Records from a data collection:
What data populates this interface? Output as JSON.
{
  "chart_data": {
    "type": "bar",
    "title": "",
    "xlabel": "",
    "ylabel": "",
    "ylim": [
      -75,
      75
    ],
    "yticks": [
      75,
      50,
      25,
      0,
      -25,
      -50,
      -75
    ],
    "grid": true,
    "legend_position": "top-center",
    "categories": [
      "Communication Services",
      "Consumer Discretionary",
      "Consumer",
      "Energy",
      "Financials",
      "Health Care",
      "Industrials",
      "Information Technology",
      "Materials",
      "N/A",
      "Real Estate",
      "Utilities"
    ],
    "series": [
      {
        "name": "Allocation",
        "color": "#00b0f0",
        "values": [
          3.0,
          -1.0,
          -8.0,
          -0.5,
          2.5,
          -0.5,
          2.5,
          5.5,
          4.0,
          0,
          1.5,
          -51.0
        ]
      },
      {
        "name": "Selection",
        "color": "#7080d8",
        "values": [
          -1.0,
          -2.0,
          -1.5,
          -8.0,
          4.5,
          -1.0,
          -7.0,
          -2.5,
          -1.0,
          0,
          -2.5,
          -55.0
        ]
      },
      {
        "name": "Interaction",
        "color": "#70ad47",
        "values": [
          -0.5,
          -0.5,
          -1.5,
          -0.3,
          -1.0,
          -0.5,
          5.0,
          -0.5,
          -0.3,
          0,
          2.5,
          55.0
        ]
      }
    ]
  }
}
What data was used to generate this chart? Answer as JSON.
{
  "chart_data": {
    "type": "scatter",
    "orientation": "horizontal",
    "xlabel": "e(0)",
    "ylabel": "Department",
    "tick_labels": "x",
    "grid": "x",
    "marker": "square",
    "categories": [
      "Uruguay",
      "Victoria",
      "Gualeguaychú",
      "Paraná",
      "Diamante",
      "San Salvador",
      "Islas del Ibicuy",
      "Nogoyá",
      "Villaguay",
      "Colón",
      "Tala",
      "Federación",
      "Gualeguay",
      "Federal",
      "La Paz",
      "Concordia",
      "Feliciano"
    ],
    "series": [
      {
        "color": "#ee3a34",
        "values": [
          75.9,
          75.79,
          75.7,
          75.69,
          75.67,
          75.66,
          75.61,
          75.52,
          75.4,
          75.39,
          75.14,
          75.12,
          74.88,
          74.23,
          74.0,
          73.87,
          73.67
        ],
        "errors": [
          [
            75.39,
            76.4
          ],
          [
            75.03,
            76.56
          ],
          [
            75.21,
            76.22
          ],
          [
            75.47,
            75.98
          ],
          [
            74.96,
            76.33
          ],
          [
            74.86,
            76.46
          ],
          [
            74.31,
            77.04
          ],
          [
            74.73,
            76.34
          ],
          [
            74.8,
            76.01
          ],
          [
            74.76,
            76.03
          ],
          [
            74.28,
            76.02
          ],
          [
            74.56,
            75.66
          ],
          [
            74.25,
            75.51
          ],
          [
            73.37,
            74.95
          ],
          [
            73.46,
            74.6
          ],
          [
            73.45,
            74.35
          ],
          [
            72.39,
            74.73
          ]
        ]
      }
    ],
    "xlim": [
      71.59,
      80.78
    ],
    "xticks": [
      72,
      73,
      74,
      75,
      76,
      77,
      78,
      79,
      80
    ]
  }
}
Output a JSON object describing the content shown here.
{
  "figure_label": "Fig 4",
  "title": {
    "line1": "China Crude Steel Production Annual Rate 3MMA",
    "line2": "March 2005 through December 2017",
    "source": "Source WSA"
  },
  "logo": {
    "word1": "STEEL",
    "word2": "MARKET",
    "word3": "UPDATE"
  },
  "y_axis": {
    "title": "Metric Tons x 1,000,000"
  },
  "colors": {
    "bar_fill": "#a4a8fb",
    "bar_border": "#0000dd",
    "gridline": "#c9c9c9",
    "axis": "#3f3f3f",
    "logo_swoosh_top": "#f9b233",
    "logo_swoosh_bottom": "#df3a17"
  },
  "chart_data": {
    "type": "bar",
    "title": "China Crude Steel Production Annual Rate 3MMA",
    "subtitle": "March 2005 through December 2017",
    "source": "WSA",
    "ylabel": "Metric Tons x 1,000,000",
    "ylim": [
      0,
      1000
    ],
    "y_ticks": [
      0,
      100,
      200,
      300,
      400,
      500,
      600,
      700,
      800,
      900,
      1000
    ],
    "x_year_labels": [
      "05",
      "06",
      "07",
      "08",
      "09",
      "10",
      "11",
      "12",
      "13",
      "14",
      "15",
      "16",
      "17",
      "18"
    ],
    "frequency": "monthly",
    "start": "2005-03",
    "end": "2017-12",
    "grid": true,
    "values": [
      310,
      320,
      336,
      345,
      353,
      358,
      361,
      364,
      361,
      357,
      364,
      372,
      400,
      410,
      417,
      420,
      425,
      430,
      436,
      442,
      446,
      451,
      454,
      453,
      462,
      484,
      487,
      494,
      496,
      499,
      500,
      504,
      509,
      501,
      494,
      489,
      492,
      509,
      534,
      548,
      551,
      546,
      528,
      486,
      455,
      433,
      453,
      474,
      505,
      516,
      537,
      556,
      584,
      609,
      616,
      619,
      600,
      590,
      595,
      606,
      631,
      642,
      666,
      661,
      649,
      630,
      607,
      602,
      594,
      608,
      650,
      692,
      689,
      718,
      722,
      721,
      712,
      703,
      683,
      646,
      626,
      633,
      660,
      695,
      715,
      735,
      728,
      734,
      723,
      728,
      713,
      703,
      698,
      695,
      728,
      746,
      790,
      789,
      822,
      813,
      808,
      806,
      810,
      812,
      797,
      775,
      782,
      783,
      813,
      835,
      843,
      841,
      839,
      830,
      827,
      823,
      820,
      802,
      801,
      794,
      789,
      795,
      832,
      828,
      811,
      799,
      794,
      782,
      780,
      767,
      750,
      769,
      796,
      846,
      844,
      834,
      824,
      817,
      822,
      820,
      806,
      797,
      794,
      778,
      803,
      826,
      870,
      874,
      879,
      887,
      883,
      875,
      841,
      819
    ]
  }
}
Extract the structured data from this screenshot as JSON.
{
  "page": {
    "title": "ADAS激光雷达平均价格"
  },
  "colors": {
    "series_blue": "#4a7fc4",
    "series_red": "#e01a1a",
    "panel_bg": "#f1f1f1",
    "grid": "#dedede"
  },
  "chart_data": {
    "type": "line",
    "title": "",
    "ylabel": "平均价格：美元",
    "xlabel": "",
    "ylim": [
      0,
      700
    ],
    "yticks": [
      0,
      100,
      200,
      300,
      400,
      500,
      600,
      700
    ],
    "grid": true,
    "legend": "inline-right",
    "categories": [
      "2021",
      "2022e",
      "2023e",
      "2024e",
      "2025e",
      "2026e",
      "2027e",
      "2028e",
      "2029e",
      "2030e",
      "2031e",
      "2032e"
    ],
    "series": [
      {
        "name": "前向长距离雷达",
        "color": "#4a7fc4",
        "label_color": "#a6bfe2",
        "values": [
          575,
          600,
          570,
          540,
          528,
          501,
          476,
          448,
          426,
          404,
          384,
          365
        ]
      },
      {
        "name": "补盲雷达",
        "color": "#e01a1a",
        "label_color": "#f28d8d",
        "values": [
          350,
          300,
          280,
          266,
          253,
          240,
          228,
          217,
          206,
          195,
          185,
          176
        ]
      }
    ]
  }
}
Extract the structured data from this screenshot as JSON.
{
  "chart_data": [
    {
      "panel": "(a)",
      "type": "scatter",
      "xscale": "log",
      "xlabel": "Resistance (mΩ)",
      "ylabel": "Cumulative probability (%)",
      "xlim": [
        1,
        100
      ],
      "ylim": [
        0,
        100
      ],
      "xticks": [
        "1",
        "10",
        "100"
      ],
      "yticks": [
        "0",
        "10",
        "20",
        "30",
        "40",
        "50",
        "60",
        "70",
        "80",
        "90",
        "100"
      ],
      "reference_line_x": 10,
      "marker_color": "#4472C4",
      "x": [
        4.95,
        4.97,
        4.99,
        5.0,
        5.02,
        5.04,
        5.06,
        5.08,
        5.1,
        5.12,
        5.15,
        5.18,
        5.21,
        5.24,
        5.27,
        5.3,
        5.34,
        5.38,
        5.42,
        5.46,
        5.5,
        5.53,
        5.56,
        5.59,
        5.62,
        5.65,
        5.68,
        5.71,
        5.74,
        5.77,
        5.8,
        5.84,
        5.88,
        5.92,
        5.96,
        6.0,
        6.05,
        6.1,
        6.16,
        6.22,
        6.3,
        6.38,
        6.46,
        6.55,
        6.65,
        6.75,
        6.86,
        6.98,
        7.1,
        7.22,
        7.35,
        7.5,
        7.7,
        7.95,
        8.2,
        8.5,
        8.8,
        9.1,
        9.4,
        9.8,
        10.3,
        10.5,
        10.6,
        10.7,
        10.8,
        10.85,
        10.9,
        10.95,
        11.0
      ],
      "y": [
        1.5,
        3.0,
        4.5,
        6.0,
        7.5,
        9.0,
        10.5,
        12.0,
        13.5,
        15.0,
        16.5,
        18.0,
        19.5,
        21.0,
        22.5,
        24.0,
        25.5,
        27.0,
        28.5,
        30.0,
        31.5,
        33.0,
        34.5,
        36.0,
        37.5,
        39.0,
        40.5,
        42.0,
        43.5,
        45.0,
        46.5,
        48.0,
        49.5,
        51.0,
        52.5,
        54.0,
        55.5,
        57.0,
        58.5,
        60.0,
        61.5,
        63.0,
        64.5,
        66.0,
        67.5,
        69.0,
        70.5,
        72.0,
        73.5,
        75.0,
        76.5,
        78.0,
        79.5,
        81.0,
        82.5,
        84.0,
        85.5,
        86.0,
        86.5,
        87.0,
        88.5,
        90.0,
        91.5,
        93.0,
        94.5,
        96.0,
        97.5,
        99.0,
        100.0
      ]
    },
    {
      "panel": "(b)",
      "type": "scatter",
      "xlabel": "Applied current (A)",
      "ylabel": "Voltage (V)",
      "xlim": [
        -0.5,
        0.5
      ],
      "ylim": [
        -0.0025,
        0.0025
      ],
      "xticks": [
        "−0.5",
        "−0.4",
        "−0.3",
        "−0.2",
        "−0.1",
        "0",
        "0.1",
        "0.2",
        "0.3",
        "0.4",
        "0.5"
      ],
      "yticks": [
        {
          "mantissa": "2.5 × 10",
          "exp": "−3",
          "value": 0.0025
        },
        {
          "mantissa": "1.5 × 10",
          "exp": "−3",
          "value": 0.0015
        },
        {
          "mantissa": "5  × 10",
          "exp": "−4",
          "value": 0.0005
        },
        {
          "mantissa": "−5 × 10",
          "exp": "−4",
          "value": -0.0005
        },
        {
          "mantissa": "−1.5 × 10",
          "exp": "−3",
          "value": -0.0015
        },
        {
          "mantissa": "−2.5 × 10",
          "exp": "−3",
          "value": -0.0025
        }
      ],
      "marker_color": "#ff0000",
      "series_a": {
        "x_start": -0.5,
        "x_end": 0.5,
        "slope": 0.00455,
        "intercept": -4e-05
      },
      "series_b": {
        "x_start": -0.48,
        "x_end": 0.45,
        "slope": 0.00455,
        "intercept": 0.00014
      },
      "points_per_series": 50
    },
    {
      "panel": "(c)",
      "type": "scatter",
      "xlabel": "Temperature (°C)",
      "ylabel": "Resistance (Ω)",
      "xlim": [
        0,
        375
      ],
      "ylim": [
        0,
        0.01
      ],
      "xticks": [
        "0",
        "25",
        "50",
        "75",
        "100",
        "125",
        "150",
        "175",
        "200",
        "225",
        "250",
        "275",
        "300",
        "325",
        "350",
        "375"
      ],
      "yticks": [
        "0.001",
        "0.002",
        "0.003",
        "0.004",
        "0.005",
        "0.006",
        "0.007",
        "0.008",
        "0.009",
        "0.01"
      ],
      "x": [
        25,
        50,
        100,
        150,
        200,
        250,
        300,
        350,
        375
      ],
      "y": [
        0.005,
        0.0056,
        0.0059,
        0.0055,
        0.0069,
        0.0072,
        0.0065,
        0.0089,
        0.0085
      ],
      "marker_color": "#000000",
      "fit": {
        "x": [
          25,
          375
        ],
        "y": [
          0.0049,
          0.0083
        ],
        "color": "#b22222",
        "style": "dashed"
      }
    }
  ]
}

§ **Task goal**: Find the string "Resistance" in the entries above and return each line that holds it.

§ **Answer to this problem**:
      "xlabel": "Resistance (mΩ)",
      "ylabel": "Resistance (Ω)",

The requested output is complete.